### Stated exercise
Every line with the string "трудовые" should be gathered.

### Data supplied
........

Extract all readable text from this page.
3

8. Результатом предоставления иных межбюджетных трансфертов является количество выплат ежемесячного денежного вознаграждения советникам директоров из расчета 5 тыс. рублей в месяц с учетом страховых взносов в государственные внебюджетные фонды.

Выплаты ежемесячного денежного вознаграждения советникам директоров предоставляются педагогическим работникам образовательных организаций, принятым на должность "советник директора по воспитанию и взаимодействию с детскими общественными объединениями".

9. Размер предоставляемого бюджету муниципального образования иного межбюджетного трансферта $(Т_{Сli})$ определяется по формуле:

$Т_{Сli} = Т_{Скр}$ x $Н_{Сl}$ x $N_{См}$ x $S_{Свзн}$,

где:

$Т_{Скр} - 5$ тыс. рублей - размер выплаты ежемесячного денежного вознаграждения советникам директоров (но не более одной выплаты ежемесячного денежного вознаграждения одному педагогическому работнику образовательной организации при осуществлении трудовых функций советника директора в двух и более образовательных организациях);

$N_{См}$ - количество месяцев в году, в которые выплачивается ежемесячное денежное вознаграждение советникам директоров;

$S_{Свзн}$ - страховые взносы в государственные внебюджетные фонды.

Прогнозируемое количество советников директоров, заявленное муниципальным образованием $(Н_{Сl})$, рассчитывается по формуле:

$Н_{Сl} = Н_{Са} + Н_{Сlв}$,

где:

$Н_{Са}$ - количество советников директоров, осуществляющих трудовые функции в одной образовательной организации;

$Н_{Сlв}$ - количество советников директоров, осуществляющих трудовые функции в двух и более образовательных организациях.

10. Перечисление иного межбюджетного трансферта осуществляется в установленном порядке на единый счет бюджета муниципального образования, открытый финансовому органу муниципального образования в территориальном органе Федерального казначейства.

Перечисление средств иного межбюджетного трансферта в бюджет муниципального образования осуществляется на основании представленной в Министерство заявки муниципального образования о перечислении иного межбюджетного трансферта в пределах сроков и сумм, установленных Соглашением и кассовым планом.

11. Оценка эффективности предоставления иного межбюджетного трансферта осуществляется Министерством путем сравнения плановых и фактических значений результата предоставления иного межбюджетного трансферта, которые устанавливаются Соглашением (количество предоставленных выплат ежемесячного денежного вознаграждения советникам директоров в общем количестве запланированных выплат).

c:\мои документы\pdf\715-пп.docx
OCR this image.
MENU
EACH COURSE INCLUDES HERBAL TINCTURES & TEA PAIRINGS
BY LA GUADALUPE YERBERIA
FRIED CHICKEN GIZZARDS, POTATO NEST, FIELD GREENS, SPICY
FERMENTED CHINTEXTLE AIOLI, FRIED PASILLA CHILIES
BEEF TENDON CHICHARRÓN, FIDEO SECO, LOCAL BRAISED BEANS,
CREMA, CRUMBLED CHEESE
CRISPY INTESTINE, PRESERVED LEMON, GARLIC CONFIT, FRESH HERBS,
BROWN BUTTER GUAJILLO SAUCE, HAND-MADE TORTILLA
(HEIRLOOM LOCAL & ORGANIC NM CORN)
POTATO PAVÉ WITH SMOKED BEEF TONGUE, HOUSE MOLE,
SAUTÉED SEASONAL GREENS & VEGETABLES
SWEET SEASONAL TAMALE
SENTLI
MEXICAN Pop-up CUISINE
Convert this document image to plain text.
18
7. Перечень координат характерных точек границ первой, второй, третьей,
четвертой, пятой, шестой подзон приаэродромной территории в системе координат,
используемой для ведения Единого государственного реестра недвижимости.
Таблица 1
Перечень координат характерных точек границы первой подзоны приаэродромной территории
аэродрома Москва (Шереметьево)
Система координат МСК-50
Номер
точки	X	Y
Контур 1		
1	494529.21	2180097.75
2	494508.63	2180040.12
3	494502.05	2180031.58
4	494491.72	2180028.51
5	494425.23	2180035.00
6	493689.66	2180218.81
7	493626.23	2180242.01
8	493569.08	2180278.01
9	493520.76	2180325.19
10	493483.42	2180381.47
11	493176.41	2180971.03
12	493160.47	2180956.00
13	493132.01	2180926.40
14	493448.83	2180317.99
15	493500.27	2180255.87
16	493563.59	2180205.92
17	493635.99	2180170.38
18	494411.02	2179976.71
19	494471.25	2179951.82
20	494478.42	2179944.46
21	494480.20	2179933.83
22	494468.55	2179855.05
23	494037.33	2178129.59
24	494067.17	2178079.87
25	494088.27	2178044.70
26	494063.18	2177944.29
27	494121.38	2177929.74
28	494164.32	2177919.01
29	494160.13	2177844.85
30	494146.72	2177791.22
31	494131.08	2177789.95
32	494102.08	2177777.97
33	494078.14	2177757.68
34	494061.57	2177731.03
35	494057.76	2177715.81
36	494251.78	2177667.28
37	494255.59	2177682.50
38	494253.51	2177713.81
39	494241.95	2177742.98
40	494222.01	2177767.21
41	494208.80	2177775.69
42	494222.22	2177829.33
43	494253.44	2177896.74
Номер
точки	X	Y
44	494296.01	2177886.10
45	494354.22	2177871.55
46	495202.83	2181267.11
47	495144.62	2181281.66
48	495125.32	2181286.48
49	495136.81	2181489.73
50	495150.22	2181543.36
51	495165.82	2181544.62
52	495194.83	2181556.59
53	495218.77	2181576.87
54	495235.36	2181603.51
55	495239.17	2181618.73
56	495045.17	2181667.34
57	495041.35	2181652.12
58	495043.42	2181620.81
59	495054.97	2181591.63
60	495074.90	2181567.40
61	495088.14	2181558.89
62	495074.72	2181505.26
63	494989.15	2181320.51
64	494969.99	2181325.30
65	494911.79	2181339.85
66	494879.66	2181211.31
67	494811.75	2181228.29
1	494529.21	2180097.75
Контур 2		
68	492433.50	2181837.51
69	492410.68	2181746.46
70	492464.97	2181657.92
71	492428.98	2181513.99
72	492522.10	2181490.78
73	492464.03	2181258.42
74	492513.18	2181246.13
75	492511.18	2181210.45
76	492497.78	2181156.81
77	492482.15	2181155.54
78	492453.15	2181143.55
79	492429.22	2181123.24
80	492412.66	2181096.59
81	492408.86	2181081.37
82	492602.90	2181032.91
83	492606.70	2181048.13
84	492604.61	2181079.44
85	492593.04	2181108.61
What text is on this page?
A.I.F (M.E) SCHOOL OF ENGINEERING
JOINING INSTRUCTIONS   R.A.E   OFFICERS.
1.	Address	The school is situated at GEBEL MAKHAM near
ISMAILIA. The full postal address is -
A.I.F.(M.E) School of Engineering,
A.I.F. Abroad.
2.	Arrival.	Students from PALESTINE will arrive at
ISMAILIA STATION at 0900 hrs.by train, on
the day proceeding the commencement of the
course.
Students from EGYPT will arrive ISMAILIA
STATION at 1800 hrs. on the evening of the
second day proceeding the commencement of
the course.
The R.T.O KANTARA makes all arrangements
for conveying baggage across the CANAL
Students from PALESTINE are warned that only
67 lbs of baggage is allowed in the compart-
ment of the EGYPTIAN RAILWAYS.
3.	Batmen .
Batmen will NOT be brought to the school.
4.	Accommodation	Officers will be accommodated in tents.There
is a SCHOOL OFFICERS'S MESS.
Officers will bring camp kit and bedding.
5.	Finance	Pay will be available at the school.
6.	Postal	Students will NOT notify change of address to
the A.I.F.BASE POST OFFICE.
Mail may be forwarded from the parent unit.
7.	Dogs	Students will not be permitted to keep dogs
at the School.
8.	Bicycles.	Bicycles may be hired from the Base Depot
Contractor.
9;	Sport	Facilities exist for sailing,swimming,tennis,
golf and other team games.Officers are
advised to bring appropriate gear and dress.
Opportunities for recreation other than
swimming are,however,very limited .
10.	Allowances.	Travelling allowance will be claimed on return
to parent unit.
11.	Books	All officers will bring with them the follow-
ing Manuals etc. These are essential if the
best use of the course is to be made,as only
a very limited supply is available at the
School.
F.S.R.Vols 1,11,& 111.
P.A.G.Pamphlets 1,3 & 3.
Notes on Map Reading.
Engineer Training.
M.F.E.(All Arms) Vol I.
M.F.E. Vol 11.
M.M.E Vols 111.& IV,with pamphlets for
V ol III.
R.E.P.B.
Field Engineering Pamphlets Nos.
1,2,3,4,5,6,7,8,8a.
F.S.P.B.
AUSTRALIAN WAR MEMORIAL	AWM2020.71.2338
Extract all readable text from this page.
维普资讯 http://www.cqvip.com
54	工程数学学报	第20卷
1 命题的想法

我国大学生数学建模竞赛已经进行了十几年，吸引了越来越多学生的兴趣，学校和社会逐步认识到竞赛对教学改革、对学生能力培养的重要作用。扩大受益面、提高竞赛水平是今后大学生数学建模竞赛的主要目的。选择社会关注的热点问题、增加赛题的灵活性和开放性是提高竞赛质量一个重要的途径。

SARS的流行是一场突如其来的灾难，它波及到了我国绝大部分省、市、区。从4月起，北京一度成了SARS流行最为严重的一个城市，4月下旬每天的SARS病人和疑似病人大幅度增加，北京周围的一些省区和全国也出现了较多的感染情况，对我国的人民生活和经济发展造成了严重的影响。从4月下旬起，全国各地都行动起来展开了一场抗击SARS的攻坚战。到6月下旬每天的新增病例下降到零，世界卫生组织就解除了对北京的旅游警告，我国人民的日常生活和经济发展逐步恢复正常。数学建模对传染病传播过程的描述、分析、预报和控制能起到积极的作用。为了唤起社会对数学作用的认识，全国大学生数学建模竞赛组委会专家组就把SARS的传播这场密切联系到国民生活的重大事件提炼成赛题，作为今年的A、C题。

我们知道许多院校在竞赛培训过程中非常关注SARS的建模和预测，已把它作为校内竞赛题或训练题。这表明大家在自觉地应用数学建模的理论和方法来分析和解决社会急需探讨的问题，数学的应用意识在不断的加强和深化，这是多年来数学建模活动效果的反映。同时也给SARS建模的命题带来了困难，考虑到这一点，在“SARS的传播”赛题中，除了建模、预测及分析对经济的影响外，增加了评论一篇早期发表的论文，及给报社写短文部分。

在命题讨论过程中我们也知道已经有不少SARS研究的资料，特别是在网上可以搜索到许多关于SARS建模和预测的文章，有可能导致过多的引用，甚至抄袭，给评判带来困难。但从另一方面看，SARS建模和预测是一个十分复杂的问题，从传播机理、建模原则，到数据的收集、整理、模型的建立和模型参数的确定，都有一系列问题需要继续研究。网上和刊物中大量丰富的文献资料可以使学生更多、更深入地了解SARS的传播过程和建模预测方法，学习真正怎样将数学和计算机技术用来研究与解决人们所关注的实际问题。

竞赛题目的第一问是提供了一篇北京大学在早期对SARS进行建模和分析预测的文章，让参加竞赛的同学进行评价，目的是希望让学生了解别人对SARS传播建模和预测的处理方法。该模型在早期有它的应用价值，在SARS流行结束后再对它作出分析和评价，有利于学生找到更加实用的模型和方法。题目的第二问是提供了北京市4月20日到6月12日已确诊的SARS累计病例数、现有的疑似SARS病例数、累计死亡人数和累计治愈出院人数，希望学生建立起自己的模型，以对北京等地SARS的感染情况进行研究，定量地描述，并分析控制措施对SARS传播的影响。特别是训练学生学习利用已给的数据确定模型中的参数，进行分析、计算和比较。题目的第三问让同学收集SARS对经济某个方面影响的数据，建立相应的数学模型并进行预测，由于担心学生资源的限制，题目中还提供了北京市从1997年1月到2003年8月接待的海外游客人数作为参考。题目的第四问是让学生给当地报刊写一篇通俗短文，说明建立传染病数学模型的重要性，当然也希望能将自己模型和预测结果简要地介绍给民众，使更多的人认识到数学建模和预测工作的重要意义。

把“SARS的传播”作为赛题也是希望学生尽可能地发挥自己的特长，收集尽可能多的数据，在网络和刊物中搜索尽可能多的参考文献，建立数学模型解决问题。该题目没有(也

........

### Answer to the exercise
$Н_{Са}$ - количество советников директоров, осуществляющих трудовые функции в одной образовательной организации;
$Н_{Сlв}$ - количество советников директоров, осуществляющих трудовые функции в двух и более образовательных организациях.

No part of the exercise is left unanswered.